>> Begin MATERIAL FOR THIS EXERCISE

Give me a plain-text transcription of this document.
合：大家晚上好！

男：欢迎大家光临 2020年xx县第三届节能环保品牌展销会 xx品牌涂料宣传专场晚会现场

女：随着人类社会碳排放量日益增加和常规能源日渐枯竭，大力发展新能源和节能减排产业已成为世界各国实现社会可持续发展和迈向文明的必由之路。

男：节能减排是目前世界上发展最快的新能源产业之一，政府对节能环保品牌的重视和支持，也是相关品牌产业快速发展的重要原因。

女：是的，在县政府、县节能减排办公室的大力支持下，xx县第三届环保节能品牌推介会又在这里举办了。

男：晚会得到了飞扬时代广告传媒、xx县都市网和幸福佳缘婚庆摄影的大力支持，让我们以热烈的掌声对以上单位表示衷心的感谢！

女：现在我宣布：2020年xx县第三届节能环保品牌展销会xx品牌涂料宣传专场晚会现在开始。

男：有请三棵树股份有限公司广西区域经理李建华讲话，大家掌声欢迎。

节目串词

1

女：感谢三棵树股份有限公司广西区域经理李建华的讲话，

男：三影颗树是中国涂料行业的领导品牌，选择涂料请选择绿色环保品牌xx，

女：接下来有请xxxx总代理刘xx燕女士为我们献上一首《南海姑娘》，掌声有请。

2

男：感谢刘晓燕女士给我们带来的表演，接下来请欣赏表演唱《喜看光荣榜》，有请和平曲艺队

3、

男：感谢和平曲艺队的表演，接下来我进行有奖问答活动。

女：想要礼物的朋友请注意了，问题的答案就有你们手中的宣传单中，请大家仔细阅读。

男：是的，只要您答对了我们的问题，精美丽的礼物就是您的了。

>> End MATERIAL FOR THIS EXERCISE

EXERCISE:
Go through the entries and repeat each one exactly.

SOLUTION TO THIS TASK:
Give me a plain-text transcription of this document.
合：大家晚上好！

男：欢迎大家光临 2020年xx县第三届节能环保品牌展销会 xx品牌涂料宣传专场晚会现场

女：随着人类社会碳排放量日益增加和常规能源日渐枯竭，大力发展新能源和节能减排产业已成为世界各国实现社会可持续发展和迈向文明的必由之路。

男：节能减排是目前世界上发展最快的新能源产业之一，政府对节能环保品牌的重视和支持，也是相关品牌产业快速发展的重要原因。

女：是的，在县政府、县节能减排办公室的大力支持下，xx县第三届环保节能品牌推介会又在这里举办了。

男：晚会得到了飞扬时代广告传媒、xx县都市网和幸福佳缘婚庆摄影的大力支持，让我们以热烈的掌声对以上单位表示衷心的感谢！

女：现在我宣布：2020年xx县第三届节能环保品牌展销会xx品牌涂料宣传专场晚会现在开始。

男：有请三棵树股份有限公司广西区域经理李建华讲话，大家掌声欢迎。

节目串词

1

女：感谢三棵树股份有限公司广西区域经理李建华的讲话，

男：三影颗树是中国涂料行业的领导品牌，选择涂料请选择绿色环保品牌xx，

女：接下来有请xxxx总代理刘xx燕女士为我们献上一首《南海姑娘》，掌声有请。

2

男：感谢刘晓燕女士给我们带来的表演，接下来请欣赏表演唱《喜看光荣榜》，有请和平曲艺队

3、

男：感谢和平曲艺队的表演，接下来我进行有奖问答活动。

女：想要礼物的朋友请注意了，问题的答案就有你们手中的宣传单中，请大家仔细阅读。

男：是的，只要您答对了我们的问题，精美丽的礼物就是您的了。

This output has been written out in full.